* Instructions for the task: Restate each of the lines given below, word for word.

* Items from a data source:
◇ ◇ ◇ ◇ ◇ ◇ ◇
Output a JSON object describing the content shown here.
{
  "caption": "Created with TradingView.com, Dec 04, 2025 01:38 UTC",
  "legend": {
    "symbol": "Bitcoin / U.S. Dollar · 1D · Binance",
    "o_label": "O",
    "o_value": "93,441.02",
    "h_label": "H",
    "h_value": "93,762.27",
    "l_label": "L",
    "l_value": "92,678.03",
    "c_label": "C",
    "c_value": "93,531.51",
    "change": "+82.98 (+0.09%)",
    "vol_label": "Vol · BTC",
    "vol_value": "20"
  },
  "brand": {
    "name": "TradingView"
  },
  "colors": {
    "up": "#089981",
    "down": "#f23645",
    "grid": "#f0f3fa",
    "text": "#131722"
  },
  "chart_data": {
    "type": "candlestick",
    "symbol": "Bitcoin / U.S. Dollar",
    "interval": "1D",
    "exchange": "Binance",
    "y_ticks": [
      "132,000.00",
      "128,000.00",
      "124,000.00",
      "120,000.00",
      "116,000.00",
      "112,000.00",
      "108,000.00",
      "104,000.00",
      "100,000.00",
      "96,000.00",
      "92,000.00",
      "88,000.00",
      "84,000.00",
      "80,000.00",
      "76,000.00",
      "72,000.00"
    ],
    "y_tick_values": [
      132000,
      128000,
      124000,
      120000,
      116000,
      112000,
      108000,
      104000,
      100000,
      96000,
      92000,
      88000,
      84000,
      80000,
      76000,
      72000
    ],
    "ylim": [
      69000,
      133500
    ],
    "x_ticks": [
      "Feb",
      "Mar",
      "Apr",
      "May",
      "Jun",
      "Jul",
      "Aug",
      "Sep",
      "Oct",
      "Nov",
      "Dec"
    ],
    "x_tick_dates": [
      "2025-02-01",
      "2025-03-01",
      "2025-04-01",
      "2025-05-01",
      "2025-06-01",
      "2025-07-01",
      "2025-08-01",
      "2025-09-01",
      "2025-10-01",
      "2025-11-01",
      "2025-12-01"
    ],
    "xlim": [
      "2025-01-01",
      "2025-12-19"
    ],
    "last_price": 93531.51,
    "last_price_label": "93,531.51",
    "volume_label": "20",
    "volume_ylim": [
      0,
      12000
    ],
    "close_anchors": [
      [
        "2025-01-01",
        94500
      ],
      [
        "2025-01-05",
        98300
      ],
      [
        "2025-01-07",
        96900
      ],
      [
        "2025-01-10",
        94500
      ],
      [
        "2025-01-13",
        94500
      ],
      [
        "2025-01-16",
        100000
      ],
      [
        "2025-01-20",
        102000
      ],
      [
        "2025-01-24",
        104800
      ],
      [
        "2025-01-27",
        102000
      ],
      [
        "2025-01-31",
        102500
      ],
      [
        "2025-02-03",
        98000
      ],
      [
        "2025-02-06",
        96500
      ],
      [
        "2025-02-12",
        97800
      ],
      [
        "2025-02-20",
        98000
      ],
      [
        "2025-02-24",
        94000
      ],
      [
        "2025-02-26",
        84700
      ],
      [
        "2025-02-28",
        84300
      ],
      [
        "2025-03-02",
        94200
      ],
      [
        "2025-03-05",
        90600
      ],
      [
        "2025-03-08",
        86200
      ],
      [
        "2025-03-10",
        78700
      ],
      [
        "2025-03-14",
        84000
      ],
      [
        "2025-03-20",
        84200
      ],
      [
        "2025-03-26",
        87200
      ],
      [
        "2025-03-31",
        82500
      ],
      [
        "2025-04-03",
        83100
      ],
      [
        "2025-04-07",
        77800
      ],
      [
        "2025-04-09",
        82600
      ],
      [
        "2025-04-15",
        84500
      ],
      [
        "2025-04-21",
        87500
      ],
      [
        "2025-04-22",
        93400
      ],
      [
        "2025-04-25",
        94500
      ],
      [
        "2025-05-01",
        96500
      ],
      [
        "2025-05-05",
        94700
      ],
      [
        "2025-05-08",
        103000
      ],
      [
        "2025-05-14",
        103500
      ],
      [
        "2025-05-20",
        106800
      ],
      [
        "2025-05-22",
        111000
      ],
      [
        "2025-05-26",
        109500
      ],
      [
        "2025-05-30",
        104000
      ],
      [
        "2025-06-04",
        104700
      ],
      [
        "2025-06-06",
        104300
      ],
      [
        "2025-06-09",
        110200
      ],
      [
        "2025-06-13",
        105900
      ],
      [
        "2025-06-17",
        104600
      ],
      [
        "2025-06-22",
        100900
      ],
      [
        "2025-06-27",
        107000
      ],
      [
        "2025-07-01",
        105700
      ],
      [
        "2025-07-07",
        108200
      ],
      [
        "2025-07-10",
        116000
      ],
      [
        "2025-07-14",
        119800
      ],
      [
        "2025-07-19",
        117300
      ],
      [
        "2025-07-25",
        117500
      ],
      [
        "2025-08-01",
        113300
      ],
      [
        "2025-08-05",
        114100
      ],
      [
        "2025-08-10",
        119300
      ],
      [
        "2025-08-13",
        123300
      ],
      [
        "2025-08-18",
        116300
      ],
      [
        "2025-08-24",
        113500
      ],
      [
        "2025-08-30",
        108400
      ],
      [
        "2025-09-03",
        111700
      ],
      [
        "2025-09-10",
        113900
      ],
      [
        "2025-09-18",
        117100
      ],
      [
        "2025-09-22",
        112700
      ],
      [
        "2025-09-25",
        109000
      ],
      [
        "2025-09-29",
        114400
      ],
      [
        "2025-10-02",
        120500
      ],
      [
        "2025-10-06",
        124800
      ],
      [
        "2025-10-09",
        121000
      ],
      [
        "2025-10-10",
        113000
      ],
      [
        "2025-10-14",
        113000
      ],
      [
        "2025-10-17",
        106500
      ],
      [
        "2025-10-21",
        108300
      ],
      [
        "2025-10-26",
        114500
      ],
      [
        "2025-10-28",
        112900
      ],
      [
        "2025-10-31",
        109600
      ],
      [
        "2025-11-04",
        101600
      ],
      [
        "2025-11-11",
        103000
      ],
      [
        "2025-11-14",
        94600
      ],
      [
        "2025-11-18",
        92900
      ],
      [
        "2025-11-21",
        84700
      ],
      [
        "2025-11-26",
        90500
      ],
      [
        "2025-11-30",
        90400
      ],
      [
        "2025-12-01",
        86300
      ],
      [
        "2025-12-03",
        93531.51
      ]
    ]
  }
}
◇ ◇ ◇ ◇ ◇ ◇ ◇
* The reply:
Output a JSON object describing the content shown here.
{
  "caption": "Created with TradingView.com, Dec 04, 2025 01:38 UTC",
  "legend": {
    "symbol": "Bitcoin / U.S. Dollar · 1D · Binance",
    "o_label": "O",
    "o_value": "93,441.02",
    "h_label": "H",
    "h_value": "93,762.27",
    "l_label": "L",
    "l_value": "92,678.03",
    "c_label": "C",
    "c_value": "93,531.51",
    "change": "+82.98 (+0.09%)",
    "vol_label": "Vol · BTC",
    "vol_value": "20"
  },
  "brand": {
    "name": "TradingView"
  },
  "colors": {
    "up": "#089981",
    "down": "#f23645",
    "grid": "#f0f3fa",
    "text": "#131722"
  },
  "chart_data": {
    "type": "candlestick",
    "symbol": "Bitcoin / U.S. Dollar",
    "interval": "1D",
    "exchange": "Binance",
    "y_ticks": [
      "132,000.00",
      "128,000.00",
      "124,000.00",
      "120,000.00",
      "116,000.00",
      "112,000.00",
      "108,000.00",
      "104,000.00",
      "100,000.00",
      "96,000.00",
      "92,000.00",
      "88,000.00",
      "84,000.00",
      "80,000.00",
      "76,000.00",
      "72,000.00"
    ],
    "y_tick_values": [
      132000,
      128000,
      124000,
      120000,
      116000,
      112000,
      108000,
      104000,
      100000,
      96000,
      92000,
      88000,
      84000,
      80000,
      76000,
      72000
    ],
    "ylim": [
      69000,
      133500
    ],
    "x_ticks": [
      "Feb",
      "Mar",
      "Apr",
      "May",
      "Jun",
      "Jul",
      "Aug",
      "Sep",
      "Oct",
      "Nov",
      "Dec"
    ],
    "x_tick_dates": [
      "2025-02-01",
      "2025-03-01",
      "2025-04-01",
      "2025-05-01",
      "2025-06-01",
      "2025-07-01",
      "2025-08-01",
      "2025-09-01",
      "2025-10-01",
      "2025-11-01",
      "2025-12-01"
    ],
    "xlim": [
      "2025-01-01",
      "2025-12-19"
    ],
    "last_price": 93531.51,
    "last_price_label": "93,531.51",
    "volume_label": "20",
    "volume_ylim": [
      0,
      12000
    ],
    "close_anchors": [
      [
        "2025-01-01",
        94500
      ],
      [
        "2025-01-05",
        98300
      ],
      [
        "2025-01-07",
        96900
      ],
      [
        "2025-01-10",
        94500
      ],
      [
        "2025-01-13",
        94500
      ],
      [
        "2025-01-16",
        100000
      ],
      [
        "2025-01-20",
        102000
      ],
      [
        "2025-01-24",
        104800
      ],
      [
        "2025-01-27",
        102000
      ],
      [
        "2025-01-31",
        102500
      ],
      [
        "2025-02-03",
        98000
      ],
      [
        "2025-02-06",
        96500
      ],
      [
        "2025-02-12",
        97800
      ],
      [
        "2025-02-20",
        98000
      ],
      [
        "2025-02-24",
        94000
      ],
      [
        "2025-02-26",
        84700
      ],
      [
        "2025-02-28",
        84300
      ],
      [
        "2025-03-02",
        94200
      ],
      [
        "2025-03-05",
        90600
      ],
      [
        "2025-03-08",
        86200
      ],
      [
        "2025-03-10",
        78700
      ],
      [
        "2025-03-14",
        84000
      ],
      [
        "2025-03-20",
        84200
      ],
      [
        "2025-03-26",
        87200
      ],
      [
        "2025-03-31",
        82500
      ],
      [
        "2025-04-03",
        83100
      ],
      [
        "2025-04-07",
        77800
      ],
      [
        "2025-04-09",
        82600
      ],
      [
        "2025-04-15",
        84500
      ],
      [
        "2025-04-21",
        87500
      ],
      [
        "2025-04-22",
        93400
      ],
      [
        "2025-04-25",
        94500
      ],
      [
        "2025-05-01",
        96500
      ],
      [
        "2025-05-05",
        94700
      ],
      [
        "2025-05-08",
        103000
      ],
      [
        "2025-05-14",
        103500
      ],
      [
        "2025-05-20",
        106800
      ],
      [
        "2025-05-22",
        111000
      ],
      [
        "2025-05-26",
        109500
      ],
      [
        "2025-05-30",
        104000
      ],
      [
        "2025-06-04",
        104700
      ],
      [
        "2025-06-06",
        104300
      ],
      [
        "2025-06-09",
        110200
      ],
      [
        "2025-06-13",
        105900
      ],
      [
        "2025-06-17",
        104600
      ],
      [
        "2025-06-22",
        100900
      ],
      [
        "2025-06-27",
        107000
      ],
      [
        "2025-07-01",
        105700
      ],
      [
        "2025-07-07",
        108200
      ],
      [
        "2025-07-10",
        116000
      ],
      [
        "2025-07-14",
        119800
      ],
      [
        "2025-07-19",
        117300
      ],
      [
        "2025-07-25",
        117500
      ],
      [
        "2025-08-01",
        113300
      ],
      [
        "2025-08-05",
        114100
      ],
      [
        "2025-08-10",
        119300
      ],
      [
        "2025-08-13",
        123300
      ],
      [
        "2025-08-18",
        116300
      ],
      [
        "2025-08-24",
        113500
      ],
      [
        "2025-08-30",
        108400
      ],
      [
        "2025-09-03",
        111700
      ],
      [
        "2025-09-10",
        113900
      ],
      [
        "2025-09-18",
        117100
      ],
      [
        "2025-09-22",
        112700
      ],
      [
        "2025-09-25",
        109000
      ],
      [
        "2025-09-29",
        114400
      ],
      [
        "2025-10-02",
        120500
      ],
      [
        "2025-10-06",
        124800
      ],
      [
        "2025-10-09",
        121000
      ],
      [
        "2025-10-10",
        113000
      ],
      [
        "2025-10-14",
        113000
      ],
      [
        "2025-10-17",
        106500
      ],
      [
        "2025-10-21",
        108300
      ],
      [
        "2025-10-26",
        114500
      ],
      [
        "2025-10-28",
        112900
      ],
      [
        "2025-10-31",
        109600
      ],
      [
        "2025-11-04",
        101600
      ],
      [
        "2025-11-11",
        103000
      ],
      [
        "2025-11-14",
        94600
      ],
      [
        "2025-11-18",
        92900
      ],
      [
        "2025-11-21",
        84700
      ],
      [
        "2025-11-26",
        90500
      ],
      [
        "2025-11-30",
        90400
      ],
      [
        "2025-12-01",
        86300
      ],
      [
        "2025-12-03",
        93531.51
      ]
    ]
  }
}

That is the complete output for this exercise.